● **Task to carry out**: A word-for-word copy of the entries is the only acceptable reply.

● **Page records with their text**:

──────────────────────────────

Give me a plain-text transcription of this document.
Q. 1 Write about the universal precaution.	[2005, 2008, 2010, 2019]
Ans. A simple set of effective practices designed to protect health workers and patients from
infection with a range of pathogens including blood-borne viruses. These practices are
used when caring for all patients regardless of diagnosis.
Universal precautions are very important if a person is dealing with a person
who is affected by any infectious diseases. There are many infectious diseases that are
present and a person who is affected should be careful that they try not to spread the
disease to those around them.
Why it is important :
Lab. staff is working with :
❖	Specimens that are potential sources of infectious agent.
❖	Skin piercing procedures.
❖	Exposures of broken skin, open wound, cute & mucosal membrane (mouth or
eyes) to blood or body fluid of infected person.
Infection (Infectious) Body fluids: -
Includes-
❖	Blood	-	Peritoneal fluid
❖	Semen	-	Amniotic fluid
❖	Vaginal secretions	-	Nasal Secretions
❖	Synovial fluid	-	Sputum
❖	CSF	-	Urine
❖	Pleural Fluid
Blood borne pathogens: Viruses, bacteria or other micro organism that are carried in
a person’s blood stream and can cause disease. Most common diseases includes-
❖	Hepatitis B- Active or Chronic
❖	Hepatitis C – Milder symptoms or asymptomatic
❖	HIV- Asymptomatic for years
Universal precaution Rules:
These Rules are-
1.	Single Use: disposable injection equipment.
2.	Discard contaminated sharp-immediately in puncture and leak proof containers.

──────────────────────────────

● **Answer box**:
Give me a plain-text transcription of this document.
Q. 1 Write about the universal precaution.	[2005, 2008, 2010, 2019]
Ans. A simple set of effective practices designed to protect health workers and patients from
infection with a range of pathogens including blood-borne viruses. These practices are
used when caring for all patients regardless of diagnosis.
Universal precautions are very important if a person is dealing with a person
who is affected by any infectious diseases. There are many infectious diseases that are
present and a person who is affected should be careful that they try not to spread the
disease to those around them.
Why it is important :
Lab. staff is working with :
❖	Specimens that are potential sources of infectious agent.
❖	Skin piercing procedures.
❖	Exposures of broken skin, open wound, cute & mucosal membrane (mouth or
eyes) to blood or body fluid of infected person.
Infection (Infectious) Body fluids: -
Includes-
❖	Blood	-	Peritoneal fluid
❖	Semen	-	Amniotic fluid
❖	Vaginal secretions	-	Nasal Secretions
❖	Synovial fluid	-	Sputum
❖	CSF	-	Urine
❖	Pleural Fluid
Blood borne pathogens: Viruses, bacteria or other micro organism that are carried in
a person’s blood stream and can cause disease. Most common diseases includes-
❖	Hepatitis B- Active or Chronic
❖	Hepatitis C – Milder symptoms or asymptomatic
❖	HIV- Asymptomatic for years
Universal precaution Rules:
These Rules are-
1.	Single Use: disposable injection equipment.
2.	Discard contaminated sharp-immediately in puncture and leak proof containers.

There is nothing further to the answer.